— begin Data provided —

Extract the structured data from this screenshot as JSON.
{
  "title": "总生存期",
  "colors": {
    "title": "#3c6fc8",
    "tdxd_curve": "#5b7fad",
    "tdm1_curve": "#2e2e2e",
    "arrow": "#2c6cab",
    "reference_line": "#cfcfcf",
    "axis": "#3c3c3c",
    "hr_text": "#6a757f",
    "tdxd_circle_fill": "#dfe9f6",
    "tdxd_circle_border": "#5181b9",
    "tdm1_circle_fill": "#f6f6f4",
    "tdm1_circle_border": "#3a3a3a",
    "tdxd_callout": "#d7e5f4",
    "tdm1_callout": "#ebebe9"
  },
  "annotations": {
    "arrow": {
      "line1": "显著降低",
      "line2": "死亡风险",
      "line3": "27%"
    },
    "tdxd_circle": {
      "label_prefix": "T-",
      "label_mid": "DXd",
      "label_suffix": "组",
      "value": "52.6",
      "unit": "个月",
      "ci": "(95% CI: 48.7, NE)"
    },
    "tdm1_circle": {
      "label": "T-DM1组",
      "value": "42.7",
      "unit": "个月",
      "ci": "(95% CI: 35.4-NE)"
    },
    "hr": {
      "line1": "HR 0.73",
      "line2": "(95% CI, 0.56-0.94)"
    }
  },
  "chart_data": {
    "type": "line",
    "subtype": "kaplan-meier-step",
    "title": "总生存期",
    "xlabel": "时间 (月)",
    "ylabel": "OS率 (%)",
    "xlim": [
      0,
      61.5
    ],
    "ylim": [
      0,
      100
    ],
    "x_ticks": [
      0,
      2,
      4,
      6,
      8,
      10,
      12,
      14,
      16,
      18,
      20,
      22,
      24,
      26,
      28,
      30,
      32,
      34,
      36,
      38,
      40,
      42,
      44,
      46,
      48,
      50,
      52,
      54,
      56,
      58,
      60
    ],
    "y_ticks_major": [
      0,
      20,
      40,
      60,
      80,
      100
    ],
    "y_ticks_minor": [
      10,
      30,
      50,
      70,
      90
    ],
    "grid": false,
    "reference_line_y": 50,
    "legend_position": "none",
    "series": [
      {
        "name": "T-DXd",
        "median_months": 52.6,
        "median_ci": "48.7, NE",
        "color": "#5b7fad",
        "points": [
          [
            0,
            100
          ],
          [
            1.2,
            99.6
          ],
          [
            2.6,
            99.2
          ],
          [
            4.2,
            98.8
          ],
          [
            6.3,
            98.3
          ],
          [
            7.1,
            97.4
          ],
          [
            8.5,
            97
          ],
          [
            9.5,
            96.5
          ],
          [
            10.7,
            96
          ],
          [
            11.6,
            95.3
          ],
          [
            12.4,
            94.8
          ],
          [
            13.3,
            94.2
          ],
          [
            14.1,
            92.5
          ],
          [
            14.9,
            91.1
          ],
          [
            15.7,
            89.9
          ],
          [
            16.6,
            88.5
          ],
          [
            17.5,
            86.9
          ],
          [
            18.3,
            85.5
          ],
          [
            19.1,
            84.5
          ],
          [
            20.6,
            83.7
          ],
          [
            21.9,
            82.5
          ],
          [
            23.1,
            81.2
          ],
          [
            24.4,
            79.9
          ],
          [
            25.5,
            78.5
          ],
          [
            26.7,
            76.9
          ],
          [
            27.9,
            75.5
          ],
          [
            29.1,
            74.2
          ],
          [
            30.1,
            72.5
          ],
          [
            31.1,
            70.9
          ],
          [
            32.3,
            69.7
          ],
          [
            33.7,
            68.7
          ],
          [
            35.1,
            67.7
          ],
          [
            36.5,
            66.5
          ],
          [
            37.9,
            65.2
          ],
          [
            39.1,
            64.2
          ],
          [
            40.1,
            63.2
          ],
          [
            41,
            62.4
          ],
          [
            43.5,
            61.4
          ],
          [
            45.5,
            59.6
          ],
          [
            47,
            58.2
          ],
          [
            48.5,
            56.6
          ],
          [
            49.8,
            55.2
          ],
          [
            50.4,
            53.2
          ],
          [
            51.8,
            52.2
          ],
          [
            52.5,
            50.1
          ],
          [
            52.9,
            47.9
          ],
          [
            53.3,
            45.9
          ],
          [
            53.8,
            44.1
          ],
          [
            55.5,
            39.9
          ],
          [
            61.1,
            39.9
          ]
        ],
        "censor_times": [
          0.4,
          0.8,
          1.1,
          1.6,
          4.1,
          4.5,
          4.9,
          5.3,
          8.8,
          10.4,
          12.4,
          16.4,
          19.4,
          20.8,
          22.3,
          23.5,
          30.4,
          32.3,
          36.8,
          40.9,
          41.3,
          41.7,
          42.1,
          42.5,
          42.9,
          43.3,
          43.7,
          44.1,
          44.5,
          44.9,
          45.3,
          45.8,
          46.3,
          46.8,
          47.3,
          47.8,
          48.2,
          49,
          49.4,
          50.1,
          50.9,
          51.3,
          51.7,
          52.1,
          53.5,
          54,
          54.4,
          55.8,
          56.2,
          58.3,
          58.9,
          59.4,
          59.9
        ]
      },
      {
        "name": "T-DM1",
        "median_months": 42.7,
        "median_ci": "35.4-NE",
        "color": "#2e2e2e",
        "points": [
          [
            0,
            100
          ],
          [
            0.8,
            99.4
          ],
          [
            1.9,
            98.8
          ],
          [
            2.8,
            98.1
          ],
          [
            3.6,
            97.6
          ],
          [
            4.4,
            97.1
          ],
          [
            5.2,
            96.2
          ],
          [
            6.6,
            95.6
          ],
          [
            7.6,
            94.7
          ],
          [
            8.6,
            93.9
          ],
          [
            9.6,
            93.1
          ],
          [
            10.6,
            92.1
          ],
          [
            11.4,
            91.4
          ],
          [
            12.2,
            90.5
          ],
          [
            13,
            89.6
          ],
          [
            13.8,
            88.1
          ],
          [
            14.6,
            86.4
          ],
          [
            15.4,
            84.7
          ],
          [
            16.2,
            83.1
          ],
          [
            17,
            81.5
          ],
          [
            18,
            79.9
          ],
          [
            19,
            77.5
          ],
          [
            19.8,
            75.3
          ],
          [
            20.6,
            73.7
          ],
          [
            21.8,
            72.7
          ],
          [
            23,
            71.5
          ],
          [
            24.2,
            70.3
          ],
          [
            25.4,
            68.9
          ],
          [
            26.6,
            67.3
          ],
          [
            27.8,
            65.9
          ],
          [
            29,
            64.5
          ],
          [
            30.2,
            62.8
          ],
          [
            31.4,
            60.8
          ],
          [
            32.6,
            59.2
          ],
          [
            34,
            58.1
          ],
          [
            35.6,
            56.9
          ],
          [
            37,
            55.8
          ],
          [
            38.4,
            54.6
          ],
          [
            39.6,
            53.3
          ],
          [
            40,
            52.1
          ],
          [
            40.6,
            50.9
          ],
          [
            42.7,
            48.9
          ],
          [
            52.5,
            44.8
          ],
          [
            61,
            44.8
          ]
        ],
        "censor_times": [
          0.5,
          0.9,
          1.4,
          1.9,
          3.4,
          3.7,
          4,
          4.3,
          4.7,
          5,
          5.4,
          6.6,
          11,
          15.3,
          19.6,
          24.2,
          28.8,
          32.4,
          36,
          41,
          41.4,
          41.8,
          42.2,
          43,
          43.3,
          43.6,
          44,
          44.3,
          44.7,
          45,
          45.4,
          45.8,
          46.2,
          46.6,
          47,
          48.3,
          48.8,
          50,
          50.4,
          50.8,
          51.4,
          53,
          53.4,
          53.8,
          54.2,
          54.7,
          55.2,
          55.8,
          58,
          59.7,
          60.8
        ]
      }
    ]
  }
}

— end Data provided —

### Stated goal
From the records above, extract every entry verbatim.

### Response for this exercise
Extract the structured data from this screenshot as JSON.
{
  "title": "总生存期",
  "colors": {
    "title": "#3c6fc8",
    "tdxd_curve": "#5b7fad",
    "tdm1_curve": "#2e2e2e",
    "arrow": "#2c6cab",
    "reference_line": "#cfcfcf",
    "axis": "#3c3c3c",
    "hr_text": "#6a757f",
    "tdxd_circle_fill": "#dfe9f6",
    "tdxd_circle_border": "#5181b9",
    "tdm1_circle_fill": "#f6f6f4",
    "tdm1_circle_border": "#3a3a3a",
    "tdxd_callout": "#d7e5f4",
    "tdm1_callout": "#ebebe9"
  },
  "annotations": {
    "arrow": {
      "line1": "显著降低",
      "line2": "死亡风险",
      "line3": "27%"
    },
    "tdxd_circle": {
      "label_prefix": "T-",
      "label_mid": "DXd",
      "label_suffix": "组",
      "value": "52.6",
      "unit": "个月",
      "ci": "(95% CI: 48.7, NE)"
    },
    "tdm1_circle": {
      "label": "T-DM1组",
      "value": "42.7",
      "unit": "个月",
      "ci": "(95% CI: 35.4-NE)"
    },
    "hr": {
      "line1": "HR 0.73",
      "line2": "(95% CI, 0.56-0.94)"
    }
  },
  "chart_data": {
    "type": "line",
    "subtype": "kaplan-meier-step",
    "title": "总生存期",
    "xlabel": "时间 (月)",
    "ylabel": "OS率 (%)",
    "xlim": [
      0,
      61.5
    ],
    "ylim": [
      0,
      100
    ],
    "x_ticks": [
      0,
      2,
      4,
      6,
      8,
      10,
      12,
      14,
      16,
      18,
      20,
      22,
      24,
      26,
      28,
      30,
      32,
      34,
      36,
      38,
      40,
      42,
      44,
      46,
      48,
      50,
      52,
      54,
      56,
      58,
      60
    ],
    "y_ticks_major": [
      0,
      20,
      40,
      60,
      80,
      100
    ],
    "y_ticks_minor": [
      10,
      30,
      50,
      70,
      90
    ],
    "grid": false,
    "reference_line_y": 50,
    "legend_position": "none",
    "series": [
      {
        "name": "T-DXd",
        "median_months": 52.6,
        "median_ci": "48.7, NE",
        "color": "#5b7fad",
        "points": [
          [
            0,
            100
          ],
          [
            1.2,
            99.6
          ],
          [
            2.6,
            99.2
          ],
          [
            4.2,
            98.8
          ],
          [
            6.3,
            98.3
          ],
          [
            7.1,
            97.4
          ],
          [
            8.5,
            97
          ],
          [
            9.5,
            96.5
          ],
          [
            10.7,
            96
          ],
          [
            11.6,
            95.3
          ],
          [
            12.4,
            94.8
          ],
          [
            13.3,
            94.2
          ],
          [
            14.1,
            92.5
          ],
          [
            14.9,
            91.1
          ],
          [
            15.7,
            89.9
          ],
          [
            16.6,
            88.5
          ],
          [
            17.5,
            86.9
          ],
          [
            18.3,
            85.5
          ],
          [
            19.1,
            84.5
          ],
          [
            20.6,
            83.7
          ],
          [
            21.9,
            82.5
          ],
          [
            23.1,
            81.2
          ],
          [
            24.4,
            79.9
          ],
          [
            25.5,
            78.5
          ],
          [
            26.7,
            76.9
          ],
          [
            27.9,
            75.5
          ],
          [
            29.1,
            74.2
          ],
          [
            30.1,
            72.5
          ],
          [
            31.1,
            70.9
          ],
          [
            32.3,
            69.7
          ],
          [
            33.7,
            68.7
          ],
          [
            35.1,
            67.7
          ],
          [
            36.5,
            66.5
          ],
          [
            37.9,
            65.2
          ],
          [
            39.1,
            64.2
          ],
          [
            40.1,
            63.2
          ],
          [
            41,
            62.4
          ],
          [
            43.5,
            61.4
          ],
          [
            45.5,
            59.6
          ],
          [
            47,
            58.2
          ],
          [
            48.5,
            56.6
          ],
          [
            49.8,
            55.2
          ],
          [
            50.4,
            53.2
          ],
          [
            51.8,
            52.2
          ],
          [
            52.5,
            50.1
          ],
          [
            52.9,
            47.9
          ],
          [
            53.3,
            45.9
          ],
          [
            53.8,
            44.1
          ],
          [
            55.5,
            39.9
          ],
          [
            61.1,
            39.9
          ]
        ],
        "censor_times": [
          0.4,
          0.8,
          1.1,
          1.6,
          4.1,
          4.5,
          4.9,
          5.3,
          8.8,
          10.4,
          12.4,
          16.4,
          19.4,
          20.8,
          22.3,
          23.5,
          30.4,
          32.3,
          36.8,
          40.9,
          41.3,
          41.7,
          42.1,
          42.5,
          42.9,
          43.3,
          43.7,
          44.1,
          44.5,
          44.9,
          45.3,
          45.8,
          46.3,
          46.8,
          47.3,
          47.8,
          48.2,
          49,
          49.4,
          50.1,
          50.9,
          51.3,
          51.7,
          52.1,
          53.5,
          54,
          54.4,
          55.8,
          56.2,
          58.3,
          58.9,
          59.4,
          59.9
        ]
      },
      {
        "name": "T-DM1",
        "median_months": 42.7,
        "median_ci": "35.4-NE",
        "color": "#2e2e2e",
        "points": [
          [
            0,
            100
          ],
          [
            0.8,
            99.4
          ],
          [
            1.9,
            98.8
          ],
          [
            2.8,
            98.1
          ],
          [
            3.6,
            97.6
          ],
          [
            4.4,
            97.1
          ],
          [
            5.2,
            96.2
          ],
          [
            6.6,
            95.6
          ],
          [
            7.6,
            94.7
          ],
          [
            8.6,
            93.9
          ],
          [
            9.6,
            93.1
          ],
          [
            10.6,
            92.1
          ],
          [
            11.4,
            91.4
          ],
          [
            12.2,
            90.5
          ],
          [
            13,
            89.6
          ],
          [
            13.8,
            88.1
          ],
          [
            14.6,
            86.4
          ],
          [
            15.4,
            84.7
          ],
          [
            16.2,
            83.1
          ],
          [
            17,
            81.5
          ],
          [
            18,
            79.9
          ],
          [
            19,
            77.5
          ],
          [
            19.8,
            75.3
          ],
          [
            20.6,
            73.7
          ],
          [
            21.8,
            72.7
          ],
          [
            23,
            71.5
          ],
          [
            24.2,
            70.3
          ],
          [
            25.4,
            68.9
          ],
          [
            26.6,
            67.3
          ],
          [
            27.8,
            65.9
          ],
          [
            29,
            64.5
          ],
          [
            30.2,
            62.8
          ],
          [
            31.4,
            60.8
          ],
          [
            32.6,
            59.2
          ],
          [
            34,
            58.1
          ],
          [
            35.6,
            56.9
          ],
          [
            37,
            55.8
          ],
          [
            38.4,
            54.6
          ],
          [
            39.6,
            53.3
          ],
          [
            40,
            52.1
          ],
          [
            40.6,
            50.9
          ],
          [
            42.7,
            48.9
          ],
          [
            52.5,
            44.8
          ],
          [
            61,
            44.8
          ]
        ],
        "censor_times": [
          0.5,
          0.9,
          1.4,
          1.9,
          3.4,
          3.7,
          4,
          4.3,
          4.7,
          5,
          5.4,
          6.6,
          11,
          15.3,
          19.6,
          24.2,
          28.8,
          32.4,
          36,
          41,
          41.4,
          41.8,
          42.2,
          43,
          43.3,
          43.6,
          44,
          44.3,
          44.7,
          45,
          45.4,
          45.8,
          46.2,
          46.6,
          47,
          48.3,
          48.8,
          50,
          50.4,
          50.8,
          51.4,
          53,
          53.4,
          53.8,
          54.2,
          54.7,
          55.2,
          55.8,
          58,
          59.7,
          60.8
        ]
      }
    ]
  }
}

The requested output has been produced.